------ MATERIAL ------

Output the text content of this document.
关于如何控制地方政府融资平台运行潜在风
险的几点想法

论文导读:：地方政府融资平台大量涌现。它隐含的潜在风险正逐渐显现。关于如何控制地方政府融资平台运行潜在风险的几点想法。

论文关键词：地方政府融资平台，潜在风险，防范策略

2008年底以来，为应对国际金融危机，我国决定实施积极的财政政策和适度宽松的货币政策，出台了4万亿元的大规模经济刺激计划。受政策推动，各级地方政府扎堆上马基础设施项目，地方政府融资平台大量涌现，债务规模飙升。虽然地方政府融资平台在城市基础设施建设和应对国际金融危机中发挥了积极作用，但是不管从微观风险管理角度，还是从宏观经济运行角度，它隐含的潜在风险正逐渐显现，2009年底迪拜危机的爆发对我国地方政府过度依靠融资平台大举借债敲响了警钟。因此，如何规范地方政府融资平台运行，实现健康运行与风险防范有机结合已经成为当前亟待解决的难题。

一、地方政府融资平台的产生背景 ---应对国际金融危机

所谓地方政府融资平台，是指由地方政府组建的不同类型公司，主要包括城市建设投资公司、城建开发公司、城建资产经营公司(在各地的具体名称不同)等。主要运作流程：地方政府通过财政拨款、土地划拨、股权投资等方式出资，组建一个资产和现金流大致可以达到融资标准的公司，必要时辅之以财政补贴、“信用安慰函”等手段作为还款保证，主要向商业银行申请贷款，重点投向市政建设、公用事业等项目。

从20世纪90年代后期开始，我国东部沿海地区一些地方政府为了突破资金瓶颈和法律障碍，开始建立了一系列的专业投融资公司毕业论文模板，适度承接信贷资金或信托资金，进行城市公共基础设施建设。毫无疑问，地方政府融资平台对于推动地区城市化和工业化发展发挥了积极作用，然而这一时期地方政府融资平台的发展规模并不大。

------

WHAT IS ASKED — Transcribe each entry precisely, missing none.

THE COMPLETED TASK —
Output the text content of this document.
关于如何控制地方政府融资平台运行潜在风
险的几点想法

论文导读:：地方政府融资平台大量涌现。它隐含的潜在风险正逐渐显现。关于如何控制地方政府融资平台运行潜在风险的几点想法。

论文关键词：地方政府融资平台，潜在风险，防范策略

2008年底以来，为应对国际金融危机，我国决定实施积极的财政政策和适度宽松的货币政策，出台了4万亿元的大规模经济刺激计划。受政策推动，各级地方政府扎堆上马基础设施项目，地方政府融资平台大量涌现，债务规模飙升。虽然地方政府融资平台在城市基础设施建设和应对国际金融危机中发挥了积极作用，但是不管从微观风险管理角度，还是从宏观经济运行角度，它隐含的潜在风险正逐渐显现，2009年底迪拜危机的爆发对我国地方政府过度依靠融资平台大举借债敲响了警钟。因此，如何规范地方政府融资平台运行，实现健康运行与风险防范有机结合已经成为当前亟待解决的难题。

一、地方政府融资平台的产生背景 ---应对国际金融危机

所谓地方政府融资平台，是指由地方政府组建的不同类型公司，主要包括城市建设投资公司、城建开发公司、城建资产经营公司(在各地的具体名称不同)等。主要运作流程：地方政府通过财政拨款、土地划拨、股权投资等方式出资，组建一个资产和现金流大致可以达到融资标准的公司，必要时辅之以财政补贴、“信用安慰函”等手段作为还款保证，主要向商业银行申请贷款，重点投向市政建设、公用事业等项目。

从20世纪90年代后期开始，我国东部沿海地区一些地方政府为了突破资金瓶颈和法律障碍，开始建立了一系列的专业投融资公司毕业论文模板，适度承接信贷资金或信托资金，进行城市公共基础设施建设。毫无疑问，地方政府融资平台对于推动地区城市化和工业化发展发挥了积极作用，然而这一时期地方政府融资平台的发展规模并不大。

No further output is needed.